#### Page text:
+ + +
United States District Court, D. Arizona

May 30, 2018

United States of America, Plaintiff,
v.
Henry Dosveli Mejia-Perez, Defendant.

          REPORT AND RECOMMENDATION

          ERIC J. MOKOVICH. UNITED STATES MAGISTRATE JUDGE

         Pending before the Court is Defendant Henry Dosveli Mejia-Perez's Motion to Dismiss the Indictment based on violations of the Fifth, Sixth, and Fourteenth Amendments to the United States Constitution, the Speedy Trial Act (18 U.S.C. § 3161, et. seq.), and the Court Interpreters Act (28 U.S.C. § 1827). (Doc. 25.) The defendant seeks dismissal of the Indictment because he speaks insufficient Spanish (or English) to adequately communicate with counsel and understand court proceedings, and an interpreter cannot be located for the defendant's primary language, which is a dialect of Mam. See Def.'s Motion to Dismiss (Doc. 25). The Government filed a response essentially arguing that it is the court's responsibility and duty to find the defendant an adequate interpreter.

         Pursuant to LRCrim. 5.1, this matter came before Magistrate Judge Markovich for an evidentiary hearing and a report and recommendation. On May 17, 2018 and May 25, 2018, an evidentiary hearing was held before this Court regarding the motion to dismiss.

         The Magistrate Judge recommends that the District Court, after its independent review, grant defendant's motion and dismiss the indictment without prejudice.

         I. FACTUAL BACKGROUND

         A. The Incident Resulting in Arrest

         The defendant was arrested on December 14, 2017, for allegedly assaulting a United States Border Patrol Agent. A criminal complaint dated December 15, 2017, alleged the following facts that led to the defendant's arrest. Border Patrol agents on duty in Three Points, Arizona, observed two individuals who they suspected had crossed illegally into the United States. Agents apprehended one individual, but the second individual, later identified as the defendant, ran from the agents. One of the agents pursued the defendant on his motorcycle. The agent found the defendant hiding by a cactus. The agent announced himself as a Border Patrol agent and gave commands for the defendant to put his hands in the air. The commands were ignored and the agent grabbed the defendant's shirt collar. The defendant stood up in an aggressive manner and grabbed the agent's arm and motorcycle handlebars, and lunged at the agent. The defendant pulled the agent off the motorcycle and kicked and punched the agent. Eventually, the agent was able to gain control of and arrest the defendant. The defendant invoked his right to counsel after his arrest.
+ + +
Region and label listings
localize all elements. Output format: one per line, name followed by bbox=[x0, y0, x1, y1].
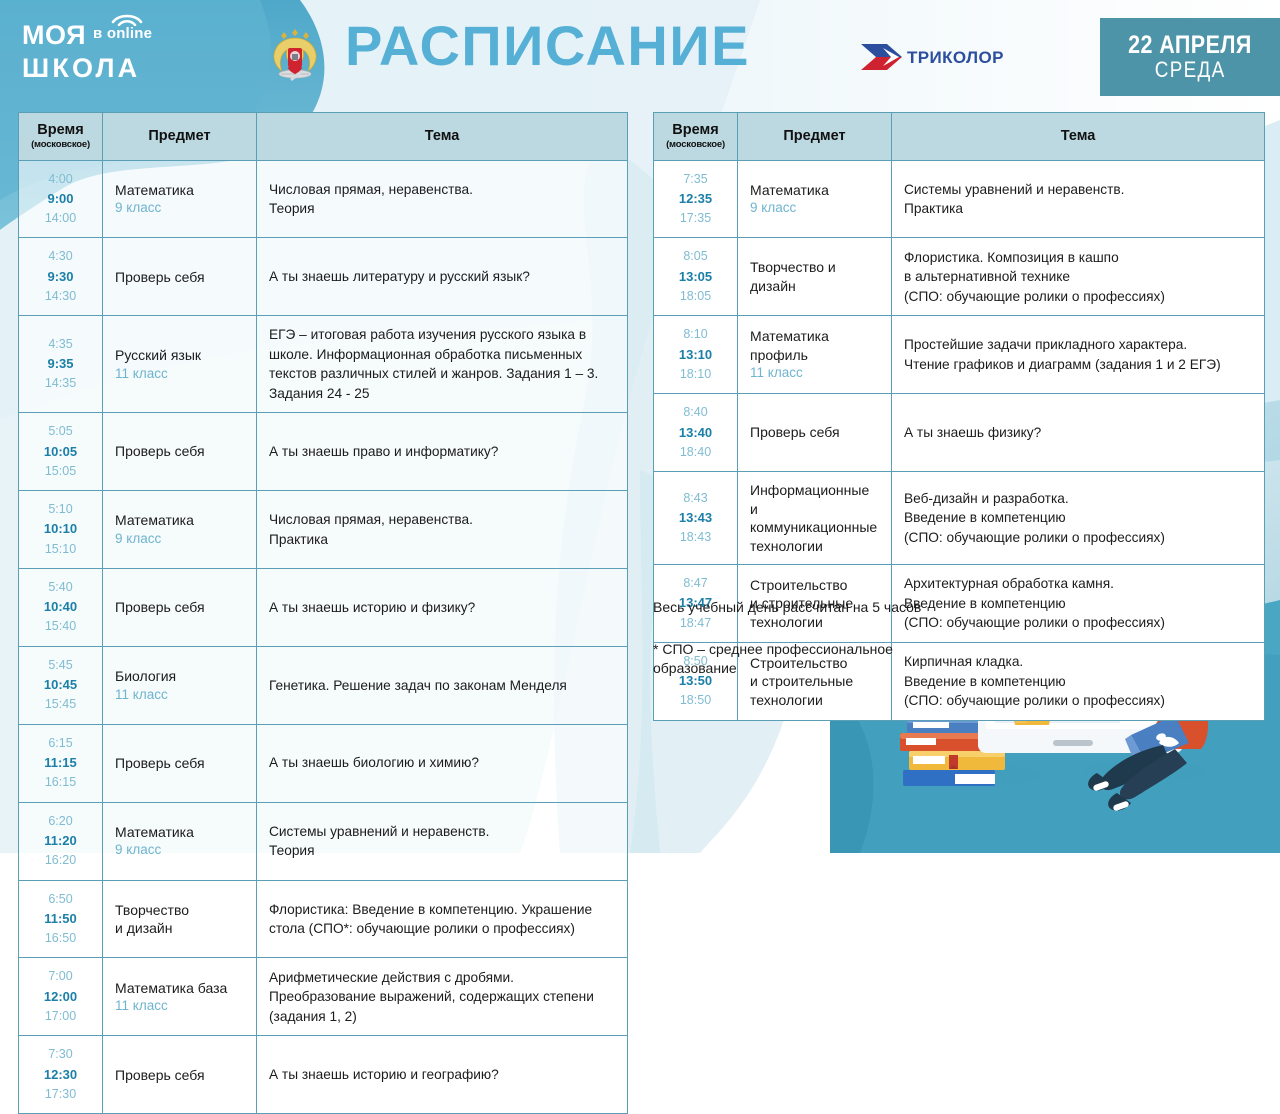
brand-logo-line1: МОЯ bbox=[22, 22, 86, 49]
cell-theme: Генетика. Решение задач по законам Менде… bbox=[257, 647, 627, 724]
time-main: 9:35 bbox=[47, 354, 73, 374]
table-row: 5:0510:0515:05Проверь себяА ты знаешь пр… bbox=[19, 413, 627, 491]
page-header: МОЯ в online ШКОЛА РАСПИСАНИЕ bbox=[0, 0, 1280, 110]
time-main: 13:40 bbox=[679, 423, 712, 443]
time-early: 5:05 bbox=[48, 422, 72, 441]
russia-coat-of-arms-icon bbox=[268, 24, 322, 86]
cell-time: 8:0513:0518:05 bbox=[654, 238, 738, 315]
svg-text:ТРИКОЛОР: ТРИКОЛОР bbox=[907, 48, 1004, 67]
time-early: 8:05 bbox=[683, 247, 707, 266]
tricolor-arrow-icon bbox=[861, 44, 902, 70]
table-row: 6:1511:1516:15Проверь себяА ты знаешь би… bbox=[19, 725, 627, 803]
cell-time: 6:1511:1516:15 bbox=[19, 725, 103, 802]
cell-subject: Русский язык11 класс bbox=[103, 316, 257, 412]
cell-theme: А ты знаешь литературу и русский язык? bbox=[257, 238, 627, 315]
cell-subject: Проверь себя bbox=[103, 725, 257, 802]
table-row: 7:0012:0017:00Математика база11 классАри… bbox=[19, 958, 627, 1036]
time-main: 9:00 bbox=[47, 189, 73, 209]
column-header-time-label: Время bbox=[672, 122, 718, 139]
theme-text: Флористика: Введение в компетенцию. Укра… bbox=[269, 900, 615, 939]
time-late: 14:00 bbox=[45, 209, 76, 228]
time-early: 4:30 bbox=[48, 247, 72, 266]
note-footnote: * СПО – среднее профессиональное образов… bbox=[653, 640, 921, 679]
time-early: 7:35 bbox=[683, 170, 707, 189]
theme-text: Архитектурная обработка камня.Введение в… bbox=[904, 574, 1252, 632]
time-late: 16:15 bbox=[45, 773, 76, 792]
subject-grade: 11 класс bbox=[115, 365, 244, 383]
time-main: 12:35 bbox=[679, 189, 712, 209]
cell-theme: Кирпичная кладка.Введение в компетенцию(… bbox=[892, 643, 1264, 720]
theme-text: А ты знаешь литературу и русский язык? bbox=[269, 267, 615, 286]
cell-subject: Математика9 класс bbox=[103, 161, 257, 238]
cell-subject: Проверь себя bbox=[103, 569, 257, 646]
table-row: 7:3512:3517:35Математика9 классСистемы у… bbox=[654, 161, 1264, 239]
cell-time: 7:3012:3017:30 bbox=[19, 1036, 103, 1113]
subject-name: Проверь себя bbox=[750, 423, 879, 441]
time-early: 5:40 bbox=[48, 578, 72, 597]
cell-theme: Системы уравнений и неравенств.Теория bbox=[257, 803, 627, 880]
theme-text: А ты знаешь историю и географию? bbox=[269, 1065, 615, 1084]
subject-name: Математика bbox=[115, 511, 244, 529]
tricolor-partner-logo: ТРИКОЛОР bbox=[857, 36, 1012, 78]
time-main: 12:30 bbox=[44, 1065, 77, 1085]
theme-text: А ты знаешь биологию и химию? bbox=[269, 753, 615, 772]
time-late: 14:30 bbox=[45, 287, 76, 306]
table-header-row: Время (московское) Предмет Тема bbox=[654, 113, 1264, 161]
cell-subject: Математика база11 класс bbox=[103, 958, 257, 1035]
table-row: 6:2011:2016:20Математика9 классСистемы у… bbox=[19, 803, 627, 881]
time-early: 8:43 bbox=[683, 489, 707, 508]
table-row: 5:4010:4015:40Проверь себяА ты знаешь ис… bbox=[19, 569, 627, 647]
time-late: 15:10 bbox=[45, 540, 76, 559]
subject-name: Русский язык bbox=[115, 346, 244, 364]
cell-subject: Математика9 класс bbox=[103, 491, 257, 568]
cell-subject: Творчество идизайн bbox=[738, 238, 892, 315]
cell-time: 4:359:3514:35 bbox=[19, 316, 103, 412]
column-header-time-sub: (московское) bbox=[31, 140, 90, 151]
subject-name: Математика bbox=[115, 823, 244, 841]
time-early: 8:10 bbox=[683, 325, 707, 344]
time-late: 18:10 bbox=[680, 365, 711, 384]
time-late: 17:30 bbox=[45, 1085, 76, 1104]
cell-theme: Числовая прямая, неравенства.Практика bbox=[257, 491, 627, 568]
cell-subject: Биология11 класс bbox=[103, 647, 257, 724]
cell-time: 4:309:3014:30 bbox=[19, 238, 103, 315]
time-late: 14:35 bbox=[45, 374, 76, 393]
theme-text: Числовая прямая, неравенства.Теория bbox=[269, 180, 615, 219]
time-main: 13:43 bbox=[679, 508, 712, 528]
subject-grade: 11 класс bbox=[115, 686, 244, 704]
cell-time: 5:0510:0515:05 bbox=[19, 413, 103, 490]
time-early: 5:10 bbox=[48, 500, 72, 519]
theme-text: Числовая прямая, неравенства.Практика bbox=[269, 510, 615, 549]
cell-time: 7:3512:3517:35 bbox=[654, 161, 738, 238]
subject-grade: 9 класс bbox=[750, 199, 879, 217]
cell-time: 6:2011:2016:20 bbox=[19, 803, 103, 880]
cell-subject: Проверь себя bbox=[103, 413, 257, 490]
cell-time: 8:4313:4318:43 bbox=[654, 472, 738, 564]
time-early: 6:20 bbox=[48, 812, 72, 831]
time-main: 10:45 bbox=[44, 675, 77, 695]
theme-text: Кирпичная кладка.Введение в компетенцию(… bbox=[904, 652, 1252, 710]
cell-theme: Числовая прямая, неравенства.Теория bbox=[257, 161, 627, 238]
column-header-time: Время (московское) bbox=[654, 113, 738, 160]
time-main: 12:00 bbox=[44, 987, 77, 1007]
theme-text: А ты знаешь физику? bbox=[904, 423, 1252, 442]
subject-name: Биология bbox=[115, 667, 244, 685]
table-row: 8:4313:4318:43Информационные икоммуникац… bbox=[654, 472, 1264, 565]
cell-theme: А ты знаешь биологию и химию? bbox=[257, 725, 627, 802]
time-main: 10:10 bbox=[44, 519, 77, 539]
column-header-time-sub: (московское) bbox=[666, 140, 725, 151]
subject-name: Проверь себя bbox=[115, 1066, 244, 1084]
cell-theme: Системы уравнений и неравенств.Практика bbox=[892, 161, 1264, 238]
time-early: 5:45 bbox=[48, 656, 72, 675]
date-badge: 22 АПРЕЛЯ СРЕДА bbox=[1100, 18, 1280, 96]
cell-time: 6:5011:5016:50 bbox=[19, 881, 103, 958]
table-row: 5:1010:1015:10Математика9 классЧисловая … bbox=[19, 491, 627, 569]
table-row: 8:1013:1018:10Математикапрофиль11 классП… bbox=[654, 316, 1264, 394]
subject-name: Проверь себя bbox=[115, 268, 244, 286]
cell-theme: Флористика: Введение в компетенцию. Укра… bbox=[257, 881, 627, 958]
time-late: 18:43 bbox=[680, 528, 711, 547]
brand-logo: МОЯ в online ШКОЛА bbox=[22, 22, 172, 84]
time-late: 16:50 bbox=[45, 929, 76, 948]
theme-text: Веб-дизайн и разработка.Введение в компе… bbox=[904, 489, 1252, 547]
cell-subject: Творчествои дизайн bbox=[103, 881, 257, 958]
table-row: 4:359:3514:35Русский язык11 классЕГЭ – и… bbox=[19, 316, 627, 413]
time-early: 7:00 bbox=[48, 967, 72, 986]
subject-grade: 9 класс bbox=[115, 199, 244, 217]
time-main: 13:10 bbox=[679, 345, 712, 365]
subject-grade: 11 класс bbox=[750, 364, 879, 382]
cell-theme: Арифметические действия с дробями. Преоб… bbox=[257, 958, 627, 1035]
table-row: 6:5011:5016:50Творчествои дизайнФлористи… bbox=[19, 881, 627, 959]
time-main: 10:05 bbox=[44, 442, 77, 462]
subject-grade: 9 класс bbox=[115, 841, 244, 859]
time-early: 8:47 bbox=[683, 574, 707, 593]
table-header-row: Время (московское) Предмет Тема bbox=[19, 113, 627, 161]
cell-time: 4:009:0014:00 bbox=[19, 161, 103, 238]
subject-name: Творчествои дизайн bbox=[115, 901, 244, 938]
cell-time: 5:1010:1015:10 bbox=[19, 491, 103, 568]
time-late: 17:00 bbox=[45, 1007, 76, 1026]
cell-subject: Математикапрофиль11 класс bbox=[738, 316, 892, 393]
cell-time: 8:1013:1018:10 bbox=[654, 316, 738, 393]
schedule-table-left: Время (московское) Предмет Тема 4:009:00… bbox=[18, 112, 628, 1114]
subject-name: Информационные икоммуникационныетехнолог… bbox=[750, 481, 879, 555]
subject-name: Математикапрофиль bbox=[750, 327, 879, 364]
cell-theme: Флористика. Композиция в кашпов альтерна… bbox=[892, 238, 1264, 315]
cell-subject: Информационные икоммуникационныетехнолог… bbox=[738, 472, 892, 564]
time-late: 16:20 bbox=[45, 851, 76, 870]
cell-theme: А ты знаешь право и информатику? bbox=[257, 413, 627, 490]
cell-subject: Математика9 класс bbox=[738, 161, 892, 238]
cell-subject: Проверь себя bbox=[103, 238, 257, 315]
cell-theme: Простейшие задачи прикладного характера.… bbox=[892, 316, 1264, 393]
cell-theme: А ты знаешь физику? bbox=[892, 394, 1264, 471]
note-duration: Весь учебный день рассчитан на 5 часов bbox=[653, 598, 921, 618]
time-late: 15:40 bbox=[45, 617, 76, 636]
subject-grade: 9 класс bbox=[115, 530, 244, 548]
theme-text: А ты знаешь право и информатику? bbox=[269, 442, 615, 461]
cell-theme: А ты знаешь историю и физику? bbox=[257, 569, 627, 646]
table-row: 5:4510:4515:45Биология11 классГенетика. … bbox=[19, 647, 627, 725]
cell-time: 5:4510:4515:45 bbox=[19, 647, 103, 724]
subject-name: Математика bbox=[750, 181, 879, 199]
subject-name: Проверь себя bbox=[115, 442, 244, 460]
cell-theme: Веб-дизайн и разработка.Введение в компе… bbox=[892, 472, 1264, 564]
time-main: 10:40 bbox=[44, 597, 77, 617]
time-main: 13:05 bbox=[679, 267, 712, 287]
cell-theme: А ты знаешь историю и географию? bbox=[257, 1036, 627, 1113]
time-late: 18:50 bbox=[680, 691, 711, 710]
theme-text: Системы уравнений и неравенств.Теория bbox=[269, 822, 615, 861]
theme-text: Арифметические действия с дробями. Преоб… bbox=[269, 968, 615, 1026]
theme-text: Флористика. Композиция в кашпов альтерна… bbox=[904, 248, 1252, 306]
theme-text: ЕГЭ – итоговая работа изучения русского … bbox=[269, 325, 615, 403]
column-header-time-label: Время bbox=[37, 122, 83, 139]
column-header-subject: Предмет bbox=[738, 113, 892, 160]
cell-theme: ЕГЭ – итоговая работа изучения русского … bbox=[257, 316, 627, 412]
date-weekday: СРЕДА bbox=[1155, 58, 1226, 82]
theme-text: Системы уравнений и неравенств.Практика bbox=[904, 180, 1252, 219]
theme-text: А ты знаешь историю и физику? bbox=[269, 598, 615, 617]
subject-name: Математика база bbox=[115, 979, 244, 997]
page-title: РАСПИСАНИЕ bbox=[345, 18, 750, 74]
cell-subject: Проверь себя bbox=[738, 394, 892, 471]
cell-time: 8:4013:4018:40 bbox=[654, 394, 738, 471]
cell-time: 7:0012:0017:00 bbox=[19, 958, 103, 1035]
subject-grade: 11 класс bbox=[115, 997, 244, 1015]
column-header-theme: Тема bbox=[892, 113, 1264, 160]
time-main: 11:15 bbox=[44, 753, 77, 773]
time-early: 6:50 bbox=[48, 890, 72, 909]
cell-time: 5:4010:4015:40 bbox=[19, 569, 103, 646]
wifi-icon bbox=[110, 12, 144, 26]
column-header-theme: Тема bbox=[257, 113, 627, 160]
table-row: 4:309:3014:30Проверь себяА ты знаешь лит… bbox=[19, 238, 627, 316]
time-late: 17:35 bbox=[680, 209, 711, 228]
time-main: 11:20 bbox=[44, 831, 77, 851]
time-main: 11:50 bbox=[44, 909, 77, 929]
time-late: 15:05 bbox=[45, 462, 76, 481]
date-day: 22 АПРЕЛЯ bbox=[1128, 32, 1252, 58]
table-row: 8:0513:0518:05Творчество идизайнФлористи… bbox=[654, 238, 1264, 316]
time-late: 18:05 bbox=[680, 287, 711, 306]
subject-name: Проверь себя bbox=[115, 754, 244, 772]
notes-block: Весь учебный день рассчитан на 5 часов *… bbox=[653, 598, 921, 679]
subject-name: Математика bbox=[115, 181, 244, 199]
time-early: 8:40 bbox=[683, 403, 707, 422]
time-early: 6:15 bbox=[48, 734, 72, 753]
cell-theme: Архитектурная обработка камня.Введение в… bbox=[892, 565, 1264, 642]
brand-logo-badge: в online bbox=[93, 25, 152, 42]
theme-text: Простейшие задачи прикладного характера.… bbox=[904, 335, 1252, 374]
column-header-time: Время (московское) bbox=[19, 113, 103, 160]
theme-text: Генетика. Решение задач по законам Менде… bbox=[269, 676, 615, 695]
table-row: 8:4013:4018:40Проверь себяА ты знаешь фи… bbox=[654, 394, 1264, 472]
time-early: 7:30 bbox=[48, 1045, 72, 1064]
time-late: 18:40 bbox=[680, 443, 711, 462]
time-main: 9:30 bbox=[47, 267, 73, 287]
cell-subject: Проверь себя bbox=[103, 1036, 257, 1113]
column-header-subject: Предмет bbox=[103, 113, 257, 160]
table-row: 7:3012:3017:30Проверь себяА ты знаешь ис… bbox=[19, 1036, 627, 1113]
cell-subject: Математика9 класс bbox=[103, 803, 257, 880]
subject-name: Творчество идизайн bbox=[750, 258, 879, 295]
time-early: 4:35 bbox=[48, 335, 72, 354]
time-early: 4:00 bbox=[48, 170, 72, 189]
subject-name: Проверь себя bbox=[115, 598, 244, 616]
table-row: 4:009:0014:00Математика9 классЧисловая п… bbox=[19, 161, 627, 239]
time-late: 15:45 bbox=[45, 695, 76, 714]
brand-logo-line2: ШКОЛА bbox=[22, 55, 172, 82]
+ + +
#### To-do list:
A. In the rows, extract the stretch from the line containing "brand-logo-line1: МОЯ bbox=[22, 22, 86, 49]" through the line containing "table-row: 6:1511:1516:15Проверь себяА", and reproduce those lines exactly.
B. Extend the court's report and recommendation on the motion to dismiss, picking up after its final sentence.

#### Expected responses:
A.
brand-logo-line1: МОЯ bbox=[22, 22, 86, 49]
cell-theme: Генетика. Решение задач по законам Менде… bbox=[257, 647, 627, 724]
time-main: 9:35 bbox=[47, 354, 73, 374]
table-row: 5:0510:0515:05Проверь себяА ты знаешь пр… bbox=[19, 413, 627, 491]
page-header: МОЯ в online ШКОЛА РАСПИСАНИЕ bbox=[0, 0, 1280, 110]
time-main: 13:40 bbox=[679, 423, 712, 443]
time-early: 5:05 bbox=[48, 422, 72, 441]
russia-coat-of-arms-icon bbox=[268, 24, 322, 86]
cell-time: 8:0513:0518:05 bbox=[654, 238, 738, 315]
svg-text:ТРИКОЛОР: ТРИКОЛОР bbox=[907, 48, 1004, 67]
time-early: 8:05 bbox=[683, 247, 707, 266]
tricolor-arrow-icon bbox=[861, 44, 902, 70]
table-row: 6:1511:1516:15Проверь себяА ты знаешь би… bbox=[19, 725, 627, 803]

B.
         B. Prior Court Proceedings

         The defendant appeared for an initial appearance on the complaint on December 15, 2017. The defendant did not have counsel at the initial appearance, and he used the services of a Spanish interpreter. On December 19, 2017, the defendant had his detention hearing and preliminary hearing, and again used a Spanish interpreter for those hearings. The defendant's appointed counsel was present for those hearings. In the instant motion, defense counsel represents that during his initial meeting with the defendant, it was apparent that he had difficulty understanding Spanish. However, counsel “felt that he could make it through the brief DH/PH hearing with a Spanish interpreter.” (Doc. 25 at 2.) Counsel concluded that the defendant would need a Mam interpreter for future proceedings.

         On January 10, 2018, a federal grand jury returned an indictment charging the defendant with assault on a federal officer. An arraignment was scheduled for January 26, 2018. Because of the need for a Mam interpreter, defense counsel rescheduled the arraignment for an individual hearing on February 8, 2018 before this Court.

         Rosendo Aguilar, a Mam interpreter, was present by telephone to interpret for the defendant at the hearing on February 8, 2018. (Dkt. #14.) Mr. Aguilar informed the Court that he was unable to interpret for the defendant because of the dialect differences. As such, the arraignment was rescheduled for February 15, 2018.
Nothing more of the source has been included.